▶ **What is being asked**:
Copy the data precisely, character for character, and leave out every picture.

╭─ Rows

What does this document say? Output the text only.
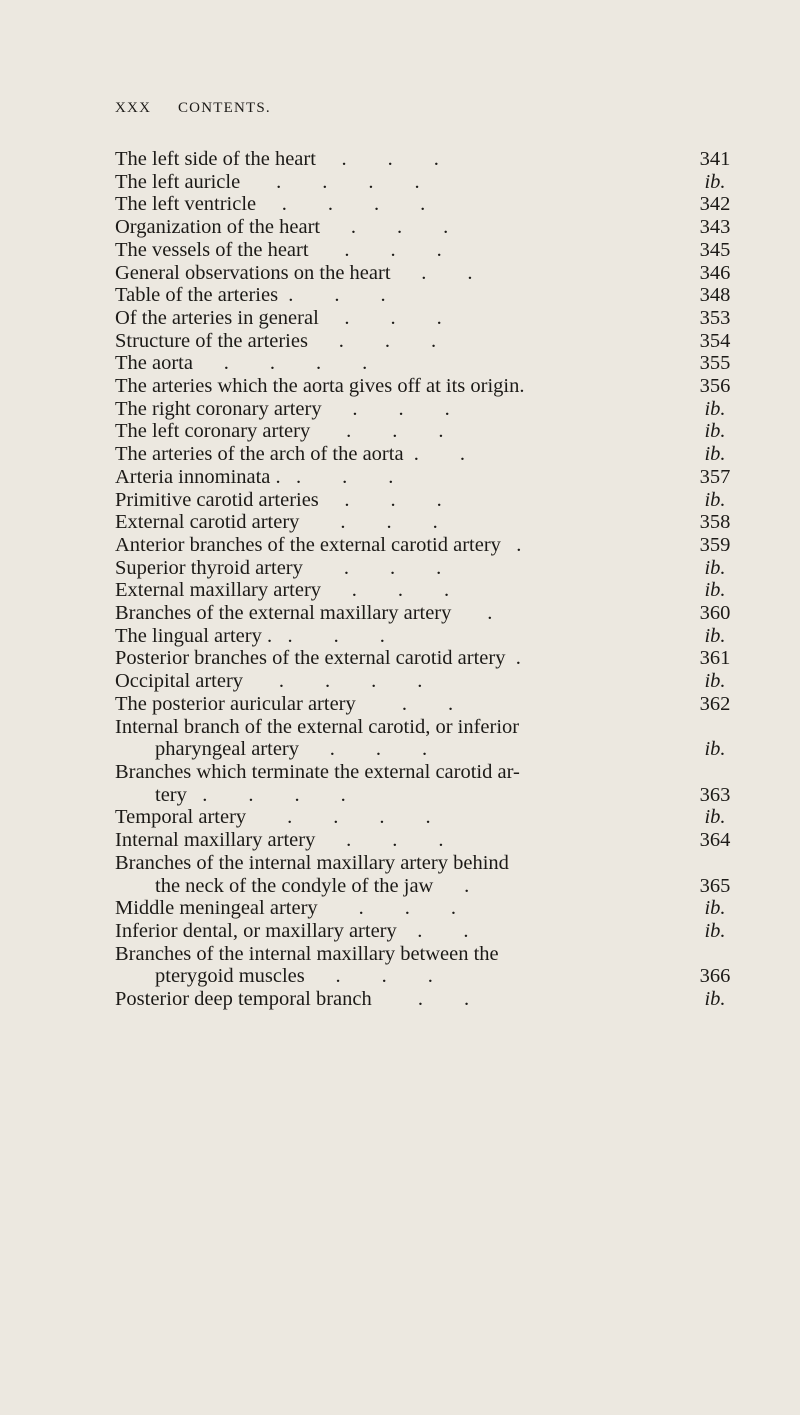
XXX CONTENTS.
The left side of the heart     .        .        .	341
The left auricle       .        .        .        .	ib.
The left ventricle     .        .        .        .	342
Organization of the heart      .        .        .	343
The vessels of the heart       .        .        .	345
General observations on the heart      .        .	346
Table of the arteries  .        .        .	348
Of the arteries in general     .        .        .	353
Structure of the arteries      .        .        .	354
The aorta      .        .        .        .	355
The arteries which the aorta gives off at its origin.	356
The right coronary artery      .        .        .	ib.
The left coronary artery       .        .        .	ib.
The arteries of the arch of the aorta  .        .	ib.
Arteria innominata .   .        .        .	357
Primitive carotid arteries     .        .        .	ib.
External carotid artery        .        .        .	358
Anterior branches of the external carotid artery   .	359
Superior thyroid artery        .        .        .	ib.
External maxillary artery      .        .        .	ib.
Branches of the external maxillary artery       .	360
The lingual artery .   .        .        .	ib.
Posterior branches of the external carotid artery  .	361
Occipital artery       .        .        .        .	ib.
The posterior auricular artery         .        .	362
Internal branch of the external carotid, or inferior
pharyngeal artery      .        .        .	ib.
Branches which terminate the external carotid ar-
tery   .        .        .        .	363
Temporal artery        .        .        .        .	ib.
Internal maxillary artery      .        .        .	364
Branches of the internal maxillary artery behind
the neck of the condyle of the jaw      .	365
Middle meningeal artery        .        .        .	ib.
Inferior dental, or maxillary artery    .        .	ib.
Branches of the internal maxillary between the
pterygoid muscles      .        .        .	366
Posterior deep temporal branch         .        .	ib.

╰─

▶ **Expected output**:
What does this document say? Output the text only.
XXX CONTENTS.
The left side of the heart     .        .        .	341
The left auricle       .        .        .        .	ib.
The left ventricle     .        .        .        .	342
Organization of the heart      .        .        .	343
The vessels of the heart       .        .        .	345
General observations on the heart      .        .	346
Table of the arteries  .        .        .	348
Of the arteries in general     .        .        .	353
Structure of the arteries      .        .        .	354
The aorta      .        .        .        .	355
The arteries which the aorta gives off at its origin.	356
The right coronary artery      .        .        .	ib.
The left coronary artery       .        .        .	ib.
The arteries of the arch of the aorta  .        .	ib.
Arteria innominata .   .        .        .	357
Primitive carotid arteries     .        .        .	ib.
External carotid artery        .        .        .	358
Anterior branches of the external carotid artery   .	359
Superior thyroid artery        .        .        .	ib.
External maxillary artery      .        .        .	ib.
Branches of the external maxillary artery       .	360
The lingual artery .   .        .        .	ib.
Posterior branches of the external carotid artery  .	361
Occipital artery       .        .        .        .	ib.
The posterior auricular artery         .        .	362
Internal branch of the external carotid, or inferior
pharyngeal artery      .        .        .	ib.
Branches which terminate the external carotid ar-
tery   .        .        .        .	363
Temporal artery        .        .        .        .	ib.
Internal maxillary artery      .        .        .	364
Branches of the internal maxillary artery behind
the neck of the condyle of the jaw      .	365
Middle meningeal artery        .        .        .	ib.
Inferior dental, or maxillary artery    .        .	ib.
Branches of the internal maxillary between the
pterygoid muscles      .        .        .	366
Posterior deep temporal branch         .        .	ib.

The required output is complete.